This toilet filled with dirty needles greeted Roseville
detectives during the three month period when local
young people were dying of fatal heroin overdoses.

            During one of Noor’s court dates, Roseville police detective Mike Ryland was called to testify as his department’s main gang expert. Ryland asserted that a deluge of photos and social media postings from Noor’s crew proved they were not only claiming to be Nortenos, but they were also publicly flashing a very specific philosophy known as M.O.B.—a kind of mission statement being adopted by some gangs in California.

            “What are the three Rs traditionally found in gang culture?” the prosecutor asked Ryland.

            “Reputation, respect and revenge,” he answered. “It’s a general code most gangs operate by.”

            “Recently, have you seen a shift in Roseville from the three Rs to a different kind of gang culture?” Moore continued.

            “Yeah,” Ryland answered. “Recently a lot of the gangs are associating with a philosophy called Money Over Bitches, or Money Over Broke-ass bitches. It’s basically a commitment that money is going to come first, before anything else … A lot of the older Nortenos in Roseville are in jail or prison right now. There’s not a lot of leadership or mentoring for young guys who are getting involved with it.”
# # # #
* [Task instructions]:
(1) In the passage about the Roseville gang testimony, rewrite the paragraph beginning "During one of Noor's court dates" more briefly, keeping its main facts.
(2) Continue the passage about the Roseville gang testimony from its last sentence.

* [Information given]:
# # # #
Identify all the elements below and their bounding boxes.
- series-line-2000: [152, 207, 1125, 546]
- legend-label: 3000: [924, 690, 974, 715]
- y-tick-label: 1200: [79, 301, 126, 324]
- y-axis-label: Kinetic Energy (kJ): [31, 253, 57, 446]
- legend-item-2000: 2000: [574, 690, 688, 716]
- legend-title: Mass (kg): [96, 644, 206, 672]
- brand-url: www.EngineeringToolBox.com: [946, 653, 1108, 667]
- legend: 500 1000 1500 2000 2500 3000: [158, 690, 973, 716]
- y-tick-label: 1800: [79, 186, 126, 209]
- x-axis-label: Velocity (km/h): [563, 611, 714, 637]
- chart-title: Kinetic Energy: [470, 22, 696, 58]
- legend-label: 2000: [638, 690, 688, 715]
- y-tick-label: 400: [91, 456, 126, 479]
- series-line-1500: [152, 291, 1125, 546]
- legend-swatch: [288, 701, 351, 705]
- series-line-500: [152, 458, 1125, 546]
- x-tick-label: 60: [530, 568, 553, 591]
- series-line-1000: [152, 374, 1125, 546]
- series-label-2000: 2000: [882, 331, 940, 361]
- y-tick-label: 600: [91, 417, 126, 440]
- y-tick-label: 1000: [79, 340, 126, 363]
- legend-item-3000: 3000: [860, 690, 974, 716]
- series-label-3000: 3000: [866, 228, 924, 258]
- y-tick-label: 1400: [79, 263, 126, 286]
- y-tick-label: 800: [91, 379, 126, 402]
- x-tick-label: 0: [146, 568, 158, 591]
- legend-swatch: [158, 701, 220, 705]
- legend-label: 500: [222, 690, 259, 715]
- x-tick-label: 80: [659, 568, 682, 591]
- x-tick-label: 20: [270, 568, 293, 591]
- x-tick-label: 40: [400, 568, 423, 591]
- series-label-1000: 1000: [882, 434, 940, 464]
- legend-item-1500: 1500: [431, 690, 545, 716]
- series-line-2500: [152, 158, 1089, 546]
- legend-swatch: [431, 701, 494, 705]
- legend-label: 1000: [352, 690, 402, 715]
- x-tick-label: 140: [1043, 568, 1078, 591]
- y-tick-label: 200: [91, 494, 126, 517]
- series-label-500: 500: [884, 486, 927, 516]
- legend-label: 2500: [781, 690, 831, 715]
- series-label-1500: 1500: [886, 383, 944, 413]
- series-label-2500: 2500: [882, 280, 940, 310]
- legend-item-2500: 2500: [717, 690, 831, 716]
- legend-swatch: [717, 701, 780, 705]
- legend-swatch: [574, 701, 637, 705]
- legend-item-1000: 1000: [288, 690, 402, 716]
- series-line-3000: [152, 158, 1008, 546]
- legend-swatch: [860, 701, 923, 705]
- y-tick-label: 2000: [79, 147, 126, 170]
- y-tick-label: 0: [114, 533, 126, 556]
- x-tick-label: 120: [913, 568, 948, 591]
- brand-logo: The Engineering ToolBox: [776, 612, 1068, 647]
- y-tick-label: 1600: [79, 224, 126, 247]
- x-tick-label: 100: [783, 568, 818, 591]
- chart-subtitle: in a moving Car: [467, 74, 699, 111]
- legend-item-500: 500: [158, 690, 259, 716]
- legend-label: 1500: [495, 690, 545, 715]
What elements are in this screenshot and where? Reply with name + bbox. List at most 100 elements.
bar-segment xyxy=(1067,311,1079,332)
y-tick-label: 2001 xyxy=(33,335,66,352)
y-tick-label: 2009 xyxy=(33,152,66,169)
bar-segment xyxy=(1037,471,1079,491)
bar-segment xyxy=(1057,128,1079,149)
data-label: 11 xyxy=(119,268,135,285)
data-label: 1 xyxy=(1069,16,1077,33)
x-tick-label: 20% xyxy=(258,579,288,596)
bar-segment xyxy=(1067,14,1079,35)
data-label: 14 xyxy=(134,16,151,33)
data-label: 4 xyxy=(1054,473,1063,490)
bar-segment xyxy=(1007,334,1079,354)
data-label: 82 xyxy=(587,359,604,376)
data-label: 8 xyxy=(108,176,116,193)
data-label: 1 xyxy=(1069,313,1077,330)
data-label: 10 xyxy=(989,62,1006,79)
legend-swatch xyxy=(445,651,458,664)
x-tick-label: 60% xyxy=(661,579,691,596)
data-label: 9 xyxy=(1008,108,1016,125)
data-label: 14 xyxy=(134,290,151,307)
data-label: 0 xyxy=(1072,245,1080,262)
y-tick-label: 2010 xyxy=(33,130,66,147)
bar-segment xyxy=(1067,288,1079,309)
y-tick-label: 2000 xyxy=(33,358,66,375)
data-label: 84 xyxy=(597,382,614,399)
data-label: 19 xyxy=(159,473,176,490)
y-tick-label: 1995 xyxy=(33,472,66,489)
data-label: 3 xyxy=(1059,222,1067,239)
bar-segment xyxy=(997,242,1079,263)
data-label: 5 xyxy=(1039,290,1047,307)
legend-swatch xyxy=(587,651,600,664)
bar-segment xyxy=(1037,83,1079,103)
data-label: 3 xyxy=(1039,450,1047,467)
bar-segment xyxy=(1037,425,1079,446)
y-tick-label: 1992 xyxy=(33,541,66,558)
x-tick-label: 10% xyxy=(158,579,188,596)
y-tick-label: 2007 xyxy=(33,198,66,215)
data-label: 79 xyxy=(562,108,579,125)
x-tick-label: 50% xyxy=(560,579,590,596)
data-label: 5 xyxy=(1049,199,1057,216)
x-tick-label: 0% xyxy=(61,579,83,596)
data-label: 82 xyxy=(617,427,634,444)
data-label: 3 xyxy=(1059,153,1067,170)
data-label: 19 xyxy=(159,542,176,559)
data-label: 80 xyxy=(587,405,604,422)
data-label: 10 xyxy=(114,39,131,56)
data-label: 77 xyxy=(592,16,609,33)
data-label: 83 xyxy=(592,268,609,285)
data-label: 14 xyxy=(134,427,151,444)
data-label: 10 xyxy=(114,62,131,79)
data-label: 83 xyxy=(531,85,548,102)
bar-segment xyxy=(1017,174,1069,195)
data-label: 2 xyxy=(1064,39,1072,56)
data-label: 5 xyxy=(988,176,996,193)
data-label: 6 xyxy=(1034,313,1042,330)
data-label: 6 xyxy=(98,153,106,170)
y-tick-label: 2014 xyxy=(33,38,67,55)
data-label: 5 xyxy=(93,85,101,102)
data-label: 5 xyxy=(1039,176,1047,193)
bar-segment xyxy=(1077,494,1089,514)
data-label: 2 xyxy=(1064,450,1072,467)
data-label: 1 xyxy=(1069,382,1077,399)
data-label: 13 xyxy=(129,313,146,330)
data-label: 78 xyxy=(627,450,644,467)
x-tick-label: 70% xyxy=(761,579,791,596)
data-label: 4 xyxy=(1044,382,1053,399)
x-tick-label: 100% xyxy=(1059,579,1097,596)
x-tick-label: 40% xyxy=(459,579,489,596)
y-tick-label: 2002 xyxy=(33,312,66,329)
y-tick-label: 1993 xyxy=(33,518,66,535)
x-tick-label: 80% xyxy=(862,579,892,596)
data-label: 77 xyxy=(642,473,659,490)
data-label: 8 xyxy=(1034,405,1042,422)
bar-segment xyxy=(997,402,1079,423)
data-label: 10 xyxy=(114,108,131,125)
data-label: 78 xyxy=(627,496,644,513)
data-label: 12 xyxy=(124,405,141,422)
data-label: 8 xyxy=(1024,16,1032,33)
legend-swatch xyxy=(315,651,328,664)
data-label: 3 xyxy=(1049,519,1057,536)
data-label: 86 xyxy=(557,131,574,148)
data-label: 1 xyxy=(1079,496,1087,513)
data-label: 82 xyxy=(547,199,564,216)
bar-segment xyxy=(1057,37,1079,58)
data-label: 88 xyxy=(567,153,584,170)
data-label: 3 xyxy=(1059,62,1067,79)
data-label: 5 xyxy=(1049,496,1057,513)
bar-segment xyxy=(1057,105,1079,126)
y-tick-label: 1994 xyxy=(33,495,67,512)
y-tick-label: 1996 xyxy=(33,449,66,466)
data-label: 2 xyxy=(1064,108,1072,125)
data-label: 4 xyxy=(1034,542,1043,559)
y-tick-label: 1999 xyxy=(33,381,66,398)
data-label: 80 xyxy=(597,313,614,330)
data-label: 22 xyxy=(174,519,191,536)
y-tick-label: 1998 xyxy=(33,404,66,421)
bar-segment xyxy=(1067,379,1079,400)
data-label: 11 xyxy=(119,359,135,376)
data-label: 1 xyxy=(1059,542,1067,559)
# # # #
* [Task-by-task results]:
(1) At one of Noor's court dates, Roseville police detective Mike Ryland testified as his department's main gang expert. He said many photos and social media posts from Noor's crew showed that they claimed to be Nortenos and also openly displayed M.O.B., a mission-statement philosophy that some California gangs are adopting.

(2)
            The FBI reports tracking the M.O.B. creed’s emergence with gangs from Los Angeles and Las Vegas to Chicago and Boston since at least 2003. Several murder cases from the last two years have been directly related to M.O.B.-influenced gang personalities. Local and national law enforcement experts also agree the reason most heroin dealers cut their product with propofol is to make a small supply spread a long way, hence maximizing the profits.

            Last week, on the verge of going before a jury, Noor pleaded guilty to a host of criminal charges, including street terrorism, threatening a witness with force, conspiracy to dissuade a witness, inducing false testimony, selling heroin and committing a felony while on bail for a felony. He was sentenced to 9 years in state prison.